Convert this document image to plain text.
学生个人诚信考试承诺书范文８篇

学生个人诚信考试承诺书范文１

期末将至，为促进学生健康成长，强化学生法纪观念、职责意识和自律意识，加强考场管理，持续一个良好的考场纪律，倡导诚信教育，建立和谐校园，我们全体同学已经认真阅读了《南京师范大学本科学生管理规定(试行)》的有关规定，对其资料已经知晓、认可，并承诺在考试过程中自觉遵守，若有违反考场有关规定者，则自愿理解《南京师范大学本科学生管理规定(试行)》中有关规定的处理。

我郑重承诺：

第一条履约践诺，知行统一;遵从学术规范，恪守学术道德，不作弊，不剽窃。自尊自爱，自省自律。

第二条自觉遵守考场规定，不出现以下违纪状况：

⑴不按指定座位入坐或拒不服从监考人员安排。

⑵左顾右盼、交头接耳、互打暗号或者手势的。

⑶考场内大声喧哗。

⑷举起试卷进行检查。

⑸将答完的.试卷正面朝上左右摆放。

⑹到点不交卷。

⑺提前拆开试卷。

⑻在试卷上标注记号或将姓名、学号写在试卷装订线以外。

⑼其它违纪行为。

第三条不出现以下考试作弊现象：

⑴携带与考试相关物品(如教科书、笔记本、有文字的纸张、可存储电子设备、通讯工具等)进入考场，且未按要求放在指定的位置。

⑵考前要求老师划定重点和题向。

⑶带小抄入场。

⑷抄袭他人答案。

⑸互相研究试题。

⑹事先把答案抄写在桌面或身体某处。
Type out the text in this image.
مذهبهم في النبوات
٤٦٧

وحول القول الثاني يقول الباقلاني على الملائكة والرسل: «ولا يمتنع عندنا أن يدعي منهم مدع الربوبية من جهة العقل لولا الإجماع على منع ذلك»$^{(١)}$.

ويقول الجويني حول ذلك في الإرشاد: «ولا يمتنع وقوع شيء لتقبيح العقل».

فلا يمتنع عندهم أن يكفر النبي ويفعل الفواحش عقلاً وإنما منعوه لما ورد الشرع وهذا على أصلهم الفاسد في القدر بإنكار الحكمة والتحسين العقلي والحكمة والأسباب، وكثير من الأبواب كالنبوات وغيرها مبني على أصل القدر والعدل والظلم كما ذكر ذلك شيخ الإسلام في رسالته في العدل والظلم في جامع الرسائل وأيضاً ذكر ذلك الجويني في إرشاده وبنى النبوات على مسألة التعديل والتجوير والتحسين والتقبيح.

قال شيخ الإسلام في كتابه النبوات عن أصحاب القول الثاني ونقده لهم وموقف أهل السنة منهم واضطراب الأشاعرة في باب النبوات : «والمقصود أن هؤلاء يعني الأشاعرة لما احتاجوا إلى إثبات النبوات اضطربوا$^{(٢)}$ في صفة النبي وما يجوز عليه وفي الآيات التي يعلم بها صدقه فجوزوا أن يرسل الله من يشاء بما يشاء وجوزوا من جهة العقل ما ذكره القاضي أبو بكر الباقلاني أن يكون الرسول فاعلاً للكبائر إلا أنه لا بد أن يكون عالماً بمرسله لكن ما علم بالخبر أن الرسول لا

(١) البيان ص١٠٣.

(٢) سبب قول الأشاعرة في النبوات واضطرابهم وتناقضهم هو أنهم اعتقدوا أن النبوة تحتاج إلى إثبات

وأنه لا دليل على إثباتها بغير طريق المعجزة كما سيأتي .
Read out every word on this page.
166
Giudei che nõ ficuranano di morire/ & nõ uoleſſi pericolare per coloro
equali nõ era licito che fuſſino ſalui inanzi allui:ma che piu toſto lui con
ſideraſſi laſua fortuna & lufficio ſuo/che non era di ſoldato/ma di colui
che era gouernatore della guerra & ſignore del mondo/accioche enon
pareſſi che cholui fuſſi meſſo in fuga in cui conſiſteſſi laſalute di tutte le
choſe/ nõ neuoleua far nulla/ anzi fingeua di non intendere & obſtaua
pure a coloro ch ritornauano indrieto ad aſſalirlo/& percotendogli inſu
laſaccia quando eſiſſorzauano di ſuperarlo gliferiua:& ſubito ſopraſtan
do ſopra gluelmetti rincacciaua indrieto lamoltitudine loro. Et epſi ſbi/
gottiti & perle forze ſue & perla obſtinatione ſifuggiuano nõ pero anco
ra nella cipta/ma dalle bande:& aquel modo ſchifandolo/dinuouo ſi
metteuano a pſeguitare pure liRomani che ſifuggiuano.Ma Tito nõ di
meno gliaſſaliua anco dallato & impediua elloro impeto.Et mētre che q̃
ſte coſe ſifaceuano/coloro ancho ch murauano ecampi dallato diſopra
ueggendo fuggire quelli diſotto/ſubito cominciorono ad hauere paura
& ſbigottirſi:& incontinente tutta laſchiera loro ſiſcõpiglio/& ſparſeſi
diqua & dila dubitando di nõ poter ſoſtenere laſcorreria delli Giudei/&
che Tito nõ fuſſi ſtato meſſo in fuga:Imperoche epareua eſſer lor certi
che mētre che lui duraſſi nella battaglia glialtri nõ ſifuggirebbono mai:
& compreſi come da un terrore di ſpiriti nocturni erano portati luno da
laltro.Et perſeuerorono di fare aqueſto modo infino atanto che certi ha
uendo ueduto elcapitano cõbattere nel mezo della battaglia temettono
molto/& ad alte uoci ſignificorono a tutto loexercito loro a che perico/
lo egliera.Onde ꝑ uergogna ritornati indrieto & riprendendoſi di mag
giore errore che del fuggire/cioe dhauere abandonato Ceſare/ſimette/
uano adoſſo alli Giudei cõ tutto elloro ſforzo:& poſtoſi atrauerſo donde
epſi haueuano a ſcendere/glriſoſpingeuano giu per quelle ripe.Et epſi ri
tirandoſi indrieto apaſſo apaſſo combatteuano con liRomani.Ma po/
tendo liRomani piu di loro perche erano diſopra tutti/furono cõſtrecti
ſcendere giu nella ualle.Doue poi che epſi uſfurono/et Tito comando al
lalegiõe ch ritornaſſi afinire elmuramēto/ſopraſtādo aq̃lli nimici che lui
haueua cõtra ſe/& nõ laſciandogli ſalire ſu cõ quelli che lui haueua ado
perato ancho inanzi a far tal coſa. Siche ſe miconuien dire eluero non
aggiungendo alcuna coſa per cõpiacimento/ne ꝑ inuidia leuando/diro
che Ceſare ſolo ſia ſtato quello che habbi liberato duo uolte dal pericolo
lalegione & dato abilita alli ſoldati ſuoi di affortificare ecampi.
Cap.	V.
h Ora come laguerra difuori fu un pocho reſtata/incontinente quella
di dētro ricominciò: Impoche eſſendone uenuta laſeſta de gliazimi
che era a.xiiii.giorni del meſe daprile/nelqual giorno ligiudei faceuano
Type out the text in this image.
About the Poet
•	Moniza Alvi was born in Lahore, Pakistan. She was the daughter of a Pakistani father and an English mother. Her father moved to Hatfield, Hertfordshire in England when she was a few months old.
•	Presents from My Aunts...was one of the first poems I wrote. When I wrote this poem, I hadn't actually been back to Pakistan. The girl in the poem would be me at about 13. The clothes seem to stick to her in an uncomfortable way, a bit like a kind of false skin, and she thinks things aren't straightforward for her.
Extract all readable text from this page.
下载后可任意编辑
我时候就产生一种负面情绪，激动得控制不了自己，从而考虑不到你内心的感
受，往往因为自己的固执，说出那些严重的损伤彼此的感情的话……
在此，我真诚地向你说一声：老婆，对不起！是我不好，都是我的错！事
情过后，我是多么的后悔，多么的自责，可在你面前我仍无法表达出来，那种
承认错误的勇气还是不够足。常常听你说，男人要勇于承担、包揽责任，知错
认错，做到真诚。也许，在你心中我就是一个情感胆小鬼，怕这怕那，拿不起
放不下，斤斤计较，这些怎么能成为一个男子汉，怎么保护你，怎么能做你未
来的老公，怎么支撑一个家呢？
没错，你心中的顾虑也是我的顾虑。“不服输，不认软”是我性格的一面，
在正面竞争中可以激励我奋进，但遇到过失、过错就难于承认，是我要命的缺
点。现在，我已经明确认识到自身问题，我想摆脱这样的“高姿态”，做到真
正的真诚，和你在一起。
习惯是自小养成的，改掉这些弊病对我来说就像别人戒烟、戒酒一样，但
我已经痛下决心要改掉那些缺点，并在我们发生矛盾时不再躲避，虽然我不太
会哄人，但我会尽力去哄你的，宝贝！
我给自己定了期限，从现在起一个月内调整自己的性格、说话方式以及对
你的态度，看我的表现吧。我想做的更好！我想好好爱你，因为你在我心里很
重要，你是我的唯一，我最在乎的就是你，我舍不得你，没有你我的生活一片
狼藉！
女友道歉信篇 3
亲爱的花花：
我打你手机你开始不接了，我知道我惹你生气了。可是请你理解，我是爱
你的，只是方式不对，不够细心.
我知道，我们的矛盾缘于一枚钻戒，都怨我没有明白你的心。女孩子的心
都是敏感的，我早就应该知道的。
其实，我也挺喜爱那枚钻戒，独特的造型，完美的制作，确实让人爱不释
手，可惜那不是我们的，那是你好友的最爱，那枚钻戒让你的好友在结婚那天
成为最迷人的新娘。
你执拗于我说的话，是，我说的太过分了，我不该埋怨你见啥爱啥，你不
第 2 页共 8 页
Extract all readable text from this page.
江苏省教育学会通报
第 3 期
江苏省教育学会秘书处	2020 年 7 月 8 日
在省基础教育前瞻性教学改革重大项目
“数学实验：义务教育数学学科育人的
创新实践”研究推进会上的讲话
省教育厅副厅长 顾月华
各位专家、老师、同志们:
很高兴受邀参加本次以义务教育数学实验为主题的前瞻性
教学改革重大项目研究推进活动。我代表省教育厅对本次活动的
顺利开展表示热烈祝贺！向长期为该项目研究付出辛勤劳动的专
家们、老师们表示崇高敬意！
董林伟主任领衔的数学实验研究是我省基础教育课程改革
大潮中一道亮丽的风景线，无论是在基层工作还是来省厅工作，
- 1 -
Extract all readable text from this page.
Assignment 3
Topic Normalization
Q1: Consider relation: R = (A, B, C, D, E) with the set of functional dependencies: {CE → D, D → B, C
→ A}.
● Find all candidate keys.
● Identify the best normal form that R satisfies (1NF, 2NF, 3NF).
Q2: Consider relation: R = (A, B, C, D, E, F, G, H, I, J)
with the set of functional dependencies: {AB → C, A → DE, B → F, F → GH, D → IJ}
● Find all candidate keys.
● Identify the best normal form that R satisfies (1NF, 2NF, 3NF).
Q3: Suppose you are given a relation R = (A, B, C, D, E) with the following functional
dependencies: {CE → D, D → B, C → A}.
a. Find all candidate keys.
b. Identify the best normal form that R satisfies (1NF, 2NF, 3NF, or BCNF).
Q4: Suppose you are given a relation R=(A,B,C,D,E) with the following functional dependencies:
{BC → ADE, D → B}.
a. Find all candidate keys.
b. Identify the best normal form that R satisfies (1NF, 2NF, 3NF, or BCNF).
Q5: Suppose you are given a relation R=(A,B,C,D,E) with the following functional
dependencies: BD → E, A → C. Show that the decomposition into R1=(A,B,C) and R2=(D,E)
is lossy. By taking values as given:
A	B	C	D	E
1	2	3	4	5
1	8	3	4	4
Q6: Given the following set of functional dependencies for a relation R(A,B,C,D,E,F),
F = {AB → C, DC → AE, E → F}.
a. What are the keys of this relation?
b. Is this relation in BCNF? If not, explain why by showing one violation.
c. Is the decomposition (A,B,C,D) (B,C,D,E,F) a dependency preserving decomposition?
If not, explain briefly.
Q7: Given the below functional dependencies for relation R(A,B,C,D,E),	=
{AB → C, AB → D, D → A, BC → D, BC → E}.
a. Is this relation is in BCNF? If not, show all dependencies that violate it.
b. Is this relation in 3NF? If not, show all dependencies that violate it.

### INSTRUCTION
Tally the lines in this data that hold the word "nella" and state only the count.

### PROBLEM SOLUTION
3